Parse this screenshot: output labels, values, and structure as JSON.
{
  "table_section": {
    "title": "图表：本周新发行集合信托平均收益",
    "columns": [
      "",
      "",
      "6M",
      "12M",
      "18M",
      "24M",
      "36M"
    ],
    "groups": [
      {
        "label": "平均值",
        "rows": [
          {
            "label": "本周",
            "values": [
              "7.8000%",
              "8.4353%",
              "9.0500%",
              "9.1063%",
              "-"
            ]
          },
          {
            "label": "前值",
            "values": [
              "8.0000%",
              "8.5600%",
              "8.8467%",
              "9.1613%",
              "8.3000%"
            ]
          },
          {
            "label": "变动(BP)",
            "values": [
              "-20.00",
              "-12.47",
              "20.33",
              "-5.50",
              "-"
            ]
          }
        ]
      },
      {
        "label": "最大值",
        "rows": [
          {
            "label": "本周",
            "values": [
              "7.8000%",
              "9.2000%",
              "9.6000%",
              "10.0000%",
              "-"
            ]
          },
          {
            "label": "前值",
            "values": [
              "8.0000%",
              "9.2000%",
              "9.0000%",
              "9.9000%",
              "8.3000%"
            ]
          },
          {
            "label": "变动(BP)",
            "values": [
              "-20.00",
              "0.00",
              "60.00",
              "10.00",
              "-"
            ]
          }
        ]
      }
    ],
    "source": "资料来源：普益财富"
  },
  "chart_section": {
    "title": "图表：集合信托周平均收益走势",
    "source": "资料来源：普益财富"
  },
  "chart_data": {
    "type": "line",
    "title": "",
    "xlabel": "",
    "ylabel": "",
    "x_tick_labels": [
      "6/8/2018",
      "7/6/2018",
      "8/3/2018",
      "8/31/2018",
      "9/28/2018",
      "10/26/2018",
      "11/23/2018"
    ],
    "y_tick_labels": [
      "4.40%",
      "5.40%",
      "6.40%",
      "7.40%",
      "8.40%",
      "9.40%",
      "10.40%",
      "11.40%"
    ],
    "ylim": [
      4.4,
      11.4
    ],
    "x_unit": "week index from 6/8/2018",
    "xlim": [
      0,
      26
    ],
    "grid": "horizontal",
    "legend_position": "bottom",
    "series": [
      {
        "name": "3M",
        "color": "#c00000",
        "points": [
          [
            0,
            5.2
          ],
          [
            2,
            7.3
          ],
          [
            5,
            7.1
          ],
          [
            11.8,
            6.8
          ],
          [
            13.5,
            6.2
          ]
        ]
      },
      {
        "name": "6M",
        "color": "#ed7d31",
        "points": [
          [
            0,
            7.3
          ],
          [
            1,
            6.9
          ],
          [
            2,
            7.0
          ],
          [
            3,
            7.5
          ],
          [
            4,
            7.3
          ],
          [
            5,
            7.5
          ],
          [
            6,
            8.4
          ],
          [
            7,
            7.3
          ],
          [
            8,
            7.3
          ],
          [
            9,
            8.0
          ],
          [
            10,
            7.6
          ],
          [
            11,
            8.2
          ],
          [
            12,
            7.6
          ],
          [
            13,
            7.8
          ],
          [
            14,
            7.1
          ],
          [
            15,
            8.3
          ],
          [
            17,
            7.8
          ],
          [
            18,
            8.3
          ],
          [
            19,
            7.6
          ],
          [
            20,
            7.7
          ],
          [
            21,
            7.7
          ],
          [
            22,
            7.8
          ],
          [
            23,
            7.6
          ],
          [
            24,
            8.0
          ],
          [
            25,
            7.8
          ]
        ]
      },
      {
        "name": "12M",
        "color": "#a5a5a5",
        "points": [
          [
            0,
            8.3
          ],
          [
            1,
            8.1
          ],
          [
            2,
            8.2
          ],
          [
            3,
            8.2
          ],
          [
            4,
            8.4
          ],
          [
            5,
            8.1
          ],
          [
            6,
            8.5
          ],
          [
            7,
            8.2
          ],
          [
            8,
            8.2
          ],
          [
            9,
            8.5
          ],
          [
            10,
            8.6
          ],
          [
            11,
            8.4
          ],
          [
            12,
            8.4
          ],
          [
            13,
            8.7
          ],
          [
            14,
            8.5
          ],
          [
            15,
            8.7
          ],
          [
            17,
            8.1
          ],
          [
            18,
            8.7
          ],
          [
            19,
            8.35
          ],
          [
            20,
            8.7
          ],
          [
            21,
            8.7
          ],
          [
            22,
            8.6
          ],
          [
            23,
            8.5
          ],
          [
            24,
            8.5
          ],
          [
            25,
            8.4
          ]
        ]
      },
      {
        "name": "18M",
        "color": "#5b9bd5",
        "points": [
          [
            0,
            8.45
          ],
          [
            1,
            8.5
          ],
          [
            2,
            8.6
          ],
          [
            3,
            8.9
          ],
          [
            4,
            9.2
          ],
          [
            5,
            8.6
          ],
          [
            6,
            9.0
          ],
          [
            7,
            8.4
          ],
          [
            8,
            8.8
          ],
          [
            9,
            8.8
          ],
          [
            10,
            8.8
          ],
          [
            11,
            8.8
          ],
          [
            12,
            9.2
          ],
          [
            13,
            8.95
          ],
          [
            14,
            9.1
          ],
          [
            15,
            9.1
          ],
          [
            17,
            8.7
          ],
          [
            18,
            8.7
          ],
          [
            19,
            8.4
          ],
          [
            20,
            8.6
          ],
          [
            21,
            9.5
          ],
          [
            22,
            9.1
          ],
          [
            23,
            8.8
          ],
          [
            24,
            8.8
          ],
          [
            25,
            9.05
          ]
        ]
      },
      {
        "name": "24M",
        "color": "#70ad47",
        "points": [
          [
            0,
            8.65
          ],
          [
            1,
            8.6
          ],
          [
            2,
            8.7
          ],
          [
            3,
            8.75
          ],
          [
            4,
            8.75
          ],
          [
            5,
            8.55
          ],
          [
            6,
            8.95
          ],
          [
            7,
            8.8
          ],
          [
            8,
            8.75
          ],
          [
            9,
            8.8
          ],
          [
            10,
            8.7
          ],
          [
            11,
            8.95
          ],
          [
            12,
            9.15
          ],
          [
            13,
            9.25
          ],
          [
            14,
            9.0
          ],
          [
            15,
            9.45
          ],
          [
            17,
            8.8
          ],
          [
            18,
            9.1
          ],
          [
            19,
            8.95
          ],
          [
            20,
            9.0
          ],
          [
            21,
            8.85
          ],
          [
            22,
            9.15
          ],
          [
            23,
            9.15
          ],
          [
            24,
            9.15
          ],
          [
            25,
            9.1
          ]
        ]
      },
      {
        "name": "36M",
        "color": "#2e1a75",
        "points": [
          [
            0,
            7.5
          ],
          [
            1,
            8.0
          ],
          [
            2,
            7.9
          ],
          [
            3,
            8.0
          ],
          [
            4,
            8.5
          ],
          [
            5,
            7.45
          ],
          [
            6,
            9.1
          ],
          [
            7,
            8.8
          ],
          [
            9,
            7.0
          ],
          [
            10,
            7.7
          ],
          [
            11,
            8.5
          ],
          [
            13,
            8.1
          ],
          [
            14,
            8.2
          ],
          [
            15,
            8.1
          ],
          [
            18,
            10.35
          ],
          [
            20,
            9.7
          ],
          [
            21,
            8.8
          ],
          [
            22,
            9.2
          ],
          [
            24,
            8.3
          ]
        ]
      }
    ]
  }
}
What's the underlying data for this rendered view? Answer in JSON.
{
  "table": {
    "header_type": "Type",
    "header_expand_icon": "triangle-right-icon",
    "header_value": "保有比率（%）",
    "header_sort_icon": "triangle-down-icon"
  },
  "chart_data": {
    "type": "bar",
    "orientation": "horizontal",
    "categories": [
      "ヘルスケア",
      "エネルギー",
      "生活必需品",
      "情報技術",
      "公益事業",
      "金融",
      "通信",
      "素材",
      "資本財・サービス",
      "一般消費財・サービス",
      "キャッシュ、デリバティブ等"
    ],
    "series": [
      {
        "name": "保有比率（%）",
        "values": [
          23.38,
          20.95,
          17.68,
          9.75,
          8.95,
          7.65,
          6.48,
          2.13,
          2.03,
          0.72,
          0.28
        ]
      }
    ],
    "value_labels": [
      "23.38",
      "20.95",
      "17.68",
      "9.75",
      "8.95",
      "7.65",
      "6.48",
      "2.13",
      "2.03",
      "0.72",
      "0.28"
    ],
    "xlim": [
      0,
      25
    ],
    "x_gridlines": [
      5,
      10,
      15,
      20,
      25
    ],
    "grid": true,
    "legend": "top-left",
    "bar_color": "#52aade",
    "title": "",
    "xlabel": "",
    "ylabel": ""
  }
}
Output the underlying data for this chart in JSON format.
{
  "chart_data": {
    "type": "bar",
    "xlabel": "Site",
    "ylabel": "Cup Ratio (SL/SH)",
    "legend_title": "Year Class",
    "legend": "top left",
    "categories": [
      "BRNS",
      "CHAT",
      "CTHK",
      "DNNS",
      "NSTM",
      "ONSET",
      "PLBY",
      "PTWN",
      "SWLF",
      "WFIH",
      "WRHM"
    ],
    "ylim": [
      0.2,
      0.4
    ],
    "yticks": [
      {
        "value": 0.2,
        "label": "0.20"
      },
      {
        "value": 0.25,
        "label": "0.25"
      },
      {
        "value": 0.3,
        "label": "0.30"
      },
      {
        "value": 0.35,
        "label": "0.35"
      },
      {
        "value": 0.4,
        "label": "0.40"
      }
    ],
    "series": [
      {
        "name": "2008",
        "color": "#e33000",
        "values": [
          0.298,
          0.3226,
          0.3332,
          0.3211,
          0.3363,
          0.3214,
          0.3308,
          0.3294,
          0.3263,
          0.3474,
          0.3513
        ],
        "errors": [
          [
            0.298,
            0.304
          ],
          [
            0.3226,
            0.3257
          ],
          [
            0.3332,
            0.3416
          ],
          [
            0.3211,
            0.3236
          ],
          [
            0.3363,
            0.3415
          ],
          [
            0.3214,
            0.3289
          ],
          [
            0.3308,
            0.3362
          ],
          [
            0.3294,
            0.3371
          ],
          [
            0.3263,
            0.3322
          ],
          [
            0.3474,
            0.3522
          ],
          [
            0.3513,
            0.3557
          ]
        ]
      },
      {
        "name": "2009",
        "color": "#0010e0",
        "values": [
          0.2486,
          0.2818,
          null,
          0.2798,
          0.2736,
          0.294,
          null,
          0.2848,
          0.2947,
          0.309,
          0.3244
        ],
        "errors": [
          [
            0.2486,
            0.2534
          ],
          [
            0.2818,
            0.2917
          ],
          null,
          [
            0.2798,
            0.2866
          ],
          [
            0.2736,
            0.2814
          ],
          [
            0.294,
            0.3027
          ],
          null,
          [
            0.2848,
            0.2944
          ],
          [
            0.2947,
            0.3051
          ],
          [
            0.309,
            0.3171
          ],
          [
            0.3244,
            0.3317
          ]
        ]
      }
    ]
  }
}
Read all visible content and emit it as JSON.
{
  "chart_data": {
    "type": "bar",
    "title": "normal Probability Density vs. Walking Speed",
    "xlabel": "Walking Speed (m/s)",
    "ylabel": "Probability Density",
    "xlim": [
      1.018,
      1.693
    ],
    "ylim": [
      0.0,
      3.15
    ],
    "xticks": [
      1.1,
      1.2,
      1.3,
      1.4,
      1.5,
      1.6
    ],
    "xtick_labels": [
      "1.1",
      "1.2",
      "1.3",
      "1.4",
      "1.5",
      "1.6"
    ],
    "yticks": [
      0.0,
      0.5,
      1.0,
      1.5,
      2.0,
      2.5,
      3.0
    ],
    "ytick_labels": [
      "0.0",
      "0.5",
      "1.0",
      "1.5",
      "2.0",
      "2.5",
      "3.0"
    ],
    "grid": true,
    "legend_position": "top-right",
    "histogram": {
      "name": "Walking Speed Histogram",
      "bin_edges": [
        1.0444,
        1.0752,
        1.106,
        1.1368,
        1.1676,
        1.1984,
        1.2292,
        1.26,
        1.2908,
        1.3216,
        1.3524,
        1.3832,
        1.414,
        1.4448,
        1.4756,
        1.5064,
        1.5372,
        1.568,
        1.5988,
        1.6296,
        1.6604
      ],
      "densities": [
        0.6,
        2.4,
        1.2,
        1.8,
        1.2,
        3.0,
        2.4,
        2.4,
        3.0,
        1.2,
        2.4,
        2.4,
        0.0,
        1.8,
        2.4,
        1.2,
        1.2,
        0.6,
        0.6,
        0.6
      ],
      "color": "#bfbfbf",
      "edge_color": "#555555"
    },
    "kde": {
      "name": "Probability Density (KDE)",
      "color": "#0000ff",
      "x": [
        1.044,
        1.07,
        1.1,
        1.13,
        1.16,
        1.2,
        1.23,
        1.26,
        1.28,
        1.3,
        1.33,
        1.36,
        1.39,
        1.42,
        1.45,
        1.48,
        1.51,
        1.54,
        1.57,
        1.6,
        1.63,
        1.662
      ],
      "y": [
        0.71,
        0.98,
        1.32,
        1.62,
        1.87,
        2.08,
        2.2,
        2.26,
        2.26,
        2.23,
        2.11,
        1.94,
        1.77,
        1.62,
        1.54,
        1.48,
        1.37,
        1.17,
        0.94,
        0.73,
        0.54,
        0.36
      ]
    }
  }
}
==*==
▶ _The exercise_
Pick out the lines above that hold the string "xlabel" and show them.

▶ _Response_
    "xlabel": "",
    "xlabel": "",
    "xlabel": "Site",
    "xlabel": "Walking Speed (m/s)",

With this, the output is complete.